*What you are asked to do*
Write out all the material exactly. Leave nothing out.
::::
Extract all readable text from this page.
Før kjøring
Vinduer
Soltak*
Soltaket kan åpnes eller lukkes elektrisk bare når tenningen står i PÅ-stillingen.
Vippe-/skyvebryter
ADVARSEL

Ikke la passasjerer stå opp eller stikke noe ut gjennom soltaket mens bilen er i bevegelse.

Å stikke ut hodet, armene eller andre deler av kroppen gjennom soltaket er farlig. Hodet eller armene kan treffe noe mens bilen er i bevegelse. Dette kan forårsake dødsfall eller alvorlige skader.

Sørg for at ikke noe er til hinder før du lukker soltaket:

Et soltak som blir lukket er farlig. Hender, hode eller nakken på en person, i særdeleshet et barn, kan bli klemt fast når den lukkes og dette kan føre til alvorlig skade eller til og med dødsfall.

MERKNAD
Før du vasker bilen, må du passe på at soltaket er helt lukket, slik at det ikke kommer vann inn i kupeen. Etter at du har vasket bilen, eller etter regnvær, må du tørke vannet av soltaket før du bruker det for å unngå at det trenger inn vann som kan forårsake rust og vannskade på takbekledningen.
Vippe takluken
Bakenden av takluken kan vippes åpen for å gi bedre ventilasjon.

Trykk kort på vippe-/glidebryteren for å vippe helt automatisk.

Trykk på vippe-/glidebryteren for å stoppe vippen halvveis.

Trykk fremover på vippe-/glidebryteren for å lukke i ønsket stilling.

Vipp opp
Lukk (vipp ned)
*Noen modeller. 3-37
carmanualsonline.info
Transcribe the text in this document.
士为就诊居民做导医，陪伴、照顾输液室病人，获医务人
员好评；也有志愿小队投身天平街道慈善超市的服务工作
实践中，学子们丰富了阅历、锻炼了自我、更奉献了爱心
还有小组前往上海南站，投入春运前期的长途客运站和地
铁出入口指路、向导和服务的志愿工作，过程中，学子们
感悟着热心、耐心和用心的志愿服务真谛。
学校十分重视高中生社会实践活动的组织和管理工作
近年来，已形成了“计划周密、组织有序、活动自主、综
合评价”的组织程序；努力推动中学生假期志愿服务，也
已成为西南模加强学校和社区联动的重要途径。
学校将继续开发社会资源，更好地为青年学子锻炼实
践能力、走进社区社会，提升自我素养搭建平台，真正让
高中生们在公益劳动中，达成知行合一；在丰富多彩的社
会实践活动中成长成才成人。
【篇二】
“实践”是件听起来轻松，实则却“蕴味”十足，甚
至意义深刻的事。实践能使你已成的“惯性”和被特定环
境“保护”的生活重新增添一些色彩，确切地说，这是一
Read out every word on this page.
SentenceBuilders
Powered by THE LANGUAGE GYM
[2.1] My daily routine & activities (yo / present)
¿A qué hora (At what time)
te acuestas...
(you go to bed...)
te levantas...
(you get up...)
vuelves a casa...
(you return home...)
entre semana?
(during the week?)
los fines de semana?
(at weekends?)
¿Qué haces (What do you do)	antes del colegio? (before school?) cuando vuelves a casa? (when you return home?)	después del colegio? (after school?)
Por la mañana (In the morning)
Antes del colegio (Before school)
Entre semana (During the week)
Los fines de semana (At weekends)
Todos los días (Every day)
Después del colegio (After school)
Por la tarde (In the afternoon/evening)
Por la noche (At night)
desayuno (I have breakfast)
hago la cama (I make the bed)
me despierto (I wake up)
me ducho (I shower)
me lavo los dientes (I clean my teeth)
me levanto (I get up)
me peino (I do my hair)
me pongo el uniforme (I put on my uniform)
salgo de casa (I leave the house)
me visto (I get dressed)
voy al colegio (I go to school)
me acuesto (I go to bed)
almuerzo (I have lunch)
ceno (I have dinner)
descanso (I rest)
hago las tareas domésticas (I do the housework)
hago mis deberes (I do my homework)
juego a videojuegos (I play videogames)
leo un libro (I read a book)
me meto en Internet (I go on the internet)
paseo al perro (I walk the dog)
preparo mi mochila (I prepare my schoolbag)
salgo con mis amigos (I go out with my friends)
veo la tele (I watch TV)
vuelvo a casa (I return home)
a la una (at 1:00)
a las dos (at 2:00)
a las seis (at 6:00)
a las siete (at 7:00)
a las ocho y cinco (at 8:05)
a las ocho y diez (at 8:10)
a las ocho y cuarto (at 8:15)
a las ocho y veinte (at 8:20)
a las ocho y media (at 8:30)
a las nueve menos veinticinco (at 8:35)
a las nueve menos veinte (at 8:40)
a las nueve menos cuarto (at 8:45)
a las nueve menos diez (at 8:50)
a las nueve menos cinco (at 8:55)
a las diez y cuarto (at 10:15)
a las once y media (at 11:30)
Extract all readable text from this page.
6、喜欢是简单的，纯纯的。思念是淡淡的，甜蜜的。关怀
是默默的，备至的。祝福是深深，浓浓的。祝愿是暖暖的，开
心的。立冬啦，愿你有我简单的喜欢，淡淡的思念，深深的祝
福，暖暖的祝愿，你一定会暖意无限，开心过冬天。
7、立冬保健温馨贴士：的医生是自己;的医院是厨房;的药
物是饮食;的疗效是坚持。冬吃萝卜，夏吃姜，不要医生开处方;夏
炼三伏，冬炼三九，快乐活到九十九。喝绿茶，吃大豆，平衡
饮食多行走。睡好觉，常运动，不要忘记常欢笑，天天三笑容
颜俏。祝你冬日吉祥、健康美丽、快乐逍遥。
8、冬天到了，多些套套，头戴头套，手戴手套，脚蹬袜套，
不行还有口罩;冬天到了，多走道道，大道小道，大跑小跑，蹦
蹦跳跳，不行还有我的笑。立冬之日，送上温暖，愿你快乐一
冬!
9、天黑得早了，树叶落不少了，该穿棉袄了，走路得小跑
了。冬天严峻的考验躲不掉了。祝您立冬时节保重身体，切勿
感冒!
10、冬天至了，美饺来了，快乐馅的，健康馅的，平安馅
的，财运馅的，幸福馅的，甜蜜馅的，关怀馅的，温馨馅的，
::::
*Task response*
Extract all readable text from this page.
Før kjøring
Vinduer
Soltak*
Soltaket kan åpnes eller lukkes elektrisk bare når tenningen står i PÅ-stillingen.
Vippe-/skyvebryter
ADVARSEL

Ikke la passasjerer stå opp eller stikke noe ut gjennom soltaket mens bilen er i bevegelse.

Å stikke ut hodet, armene eller andre deler av kroppen gjennom soltaket er farlig. Hodet eller armene kan treffe noe mens bilen er i bevegelse. Dette kan forårsake dødsfall eller alvorlige skader.

Sørg for at ikke noe er til hinder før du lukker soltaket:

Et soltak som blir lukket er farlig. Hender, hode eller nakken på en person, i særdeleshet et barn, kan bli klemt fast når den lukkes og dette kan føre til alvorlig skade eller til og med dødsfall.

MERKNAD
Før du vasker bilen, må du passe på at soltaket er helt lukket, slik at det ikke kommer vann inn i kupeen. Etter at du har vasket bilen, eller etter regnvær, må du tørke vannet av soltaket før du bruker det for å unngå at det trenger inn vann som kan forårsake rust og vannskade på takbekledningen.
Vippe takluken
Bakenden av takluken kan vippes åpen for å gi bedre ventilasjon.

Trykk kort på vippe-/glidebryteren for å vippe helt automatisk.

Trykk på vippe-/glidebryteren for å stoppe vippen halvveis.

Trykk fremover på vippe-/glidebryteren for å lukke i ønsket stilling.

Vipp opp
Lukk (vipp ned)
*Noen modeller. 3-37
carmanualsonline.info
Transcribe the text in this document.
士为就诊居民做导医，陪伴、照顾输液室病人，获医务人
员好评；也有志愿小队投身天平街道慈善超市的服务工作
实践中，学子们丰富了阅历、锻炼了自我、更奉献了爱心
还有小组前往上海南站，投入春运前期的长途客运站和地
铁出入口指路、向导和服务的志愿工作，过程中，学子们
感悟着热心、耐心和用心的志愿服务真谛。
学校十分重视高中生社会实践活动的组织和管理工作
近年来，已形成了“计划周密、组织有序、活动自主、综
合评价”的组织程序；努力推动中学生假期志愿服务，也
已成为西南模加强学校和社区联动的重要途径。
学校将继续开发社会资源，更好地为青年学子锻炼实
践能力、走进社区社会，提升自我素养搭建平台，真正让
高中生们在公益劳动中，达成知行合一；在丰富多彩的社
会实践活动中成长成才成人。
【篇二】
“实践”是件听起来轻松，实则却“蕴味”十足，甚
至意义深刻的事。实践能使你已成的“惯性”和被特定环
境“保护”的生活重新增添一些色彩，确切地说，这是一
Read out every word on this page.
SentenceBuilders
Powered by THE LANGUAGE GYM
[2.1] My daily routine & activities (yo / present)
¿A qué hora (At what time)
te acuestas...
(you go to bed...)
te levantas...
(you get up...)
vuelves a casa...
(you return home...)
entre semana?
(during the week?)
los fines de semana?
(at weekends?)
¿Qué haces (What do you do)	antes del colegio? (before school?) cuando vuelves a casa? (when you return home?)	después del colegio? (after school?)
Por la mañana (In the morning)
Antes del colegio (Before school)
Entre semana (During the week)
Los fines de semana (At weekends)
Todos los días (Every day)
Después del colegio (After school)
Por la tarde (In the afternoon/evening)
Por la noche (At night)
desayuno (I have breakfast)
hago la cama (I make the bed)
me despierto (I wake up)
me ducho (I shower)
me lavo los dientes (I clean my teeth)
me levanto (I get up)
me peino (I do my hair)
me pongo el uniforme (I put on my uniform)
salgo de casa (I leave the house)
me visto (I get dressed)
voy al colegio (I go to school)
me acuesto (I go to bed)
almuerzo (I have lunch)
ceno (I have dinner)
descanso (I rest)
hago las tareas domésticas (I do the housework)
hago mis deberes (I do my homework)
juego a videojuegos (I play videogames)
leo un libro (I read a book)
me meto en Internet (I go on the internet)
paseo al perro (I walk the dog)
preparo mi mochila (I prepare my schoolbag)
salgo con mis amigos (I go out with my friends)
veo la tele (I watch TV)
vuelvo a casa (I return home)
a la una (at 1:00)
a las dos (at 2:00)
a las seis (at 6:00)
a las siete (at 7:00)
a las ocho y cinco (at 8:05)
a las ocho y diez (at 8:10)
a las ocho y cuarto (at 8:15)
a las ocho y veinte (at 8:20)
a las ocho y media (at 8:30)
a las nueve menos veinticinco (at 8:35)
a las nueve menos veinte (at 8:40)
a las nueve menos cuarto (at 8:45)
a las nueve menos diez (at 8:50)
a las nueve menos cinco (at 8:55)
a las diez y cuarto (at 10:15)
a las once y media (at 11:30)
Extract all readable text from this page.
6、喜欢是简单的，纯纯的。思念是淡淡的，甜蜜的。关怀
是默默的，备至的。祝福是深深，浓浓的。祝愿是暖暖的，开
心的。立冬啦，愿你有我简单的喜欢，淡淡的思念，深深的祝
福，暖暖的祝愿，你一定会暖意无限，开心过冬天。
7、立冬保健温馨贴士：的医生是自己;的医院是厨房;的药
物是饮食;的疗效是坚持。冬吃萝卜，夏吃姜，不要医生开处方;夏
炼三伏，冬炼三九，快乐活到九十九。喝绿茶，吃大豆，平衡
饮食多行走。睡好觉，常运动，不要忘记常欢笑，天天三笑容
颜俏。祝你冬日吉祥、健康美丽、快乐逍遥。
8、冬天到了，多些套套，头戴头套，手戴手套，脚蹬袜套，
不行还有口罩;冬天到了，多走道道，大道小道，大跑小跑，蹦
蹦跳跳，不行还有我的笑。立冬之日，送上温暖，愿你快乐一
冬!
9、天黑得早了，树叶落不少了，该穿棉袄了，走路得小跑
了。冬天严峻的考验躲不掉了。祝您立冬时节保重身体，切勿
感冒!
10、冬天至了，美饺来了，快乐馅的，健康馅的，平安馅
的，财运馅的，幸福馅的，甜蜜馅的，关怀馅的，温馨馅的，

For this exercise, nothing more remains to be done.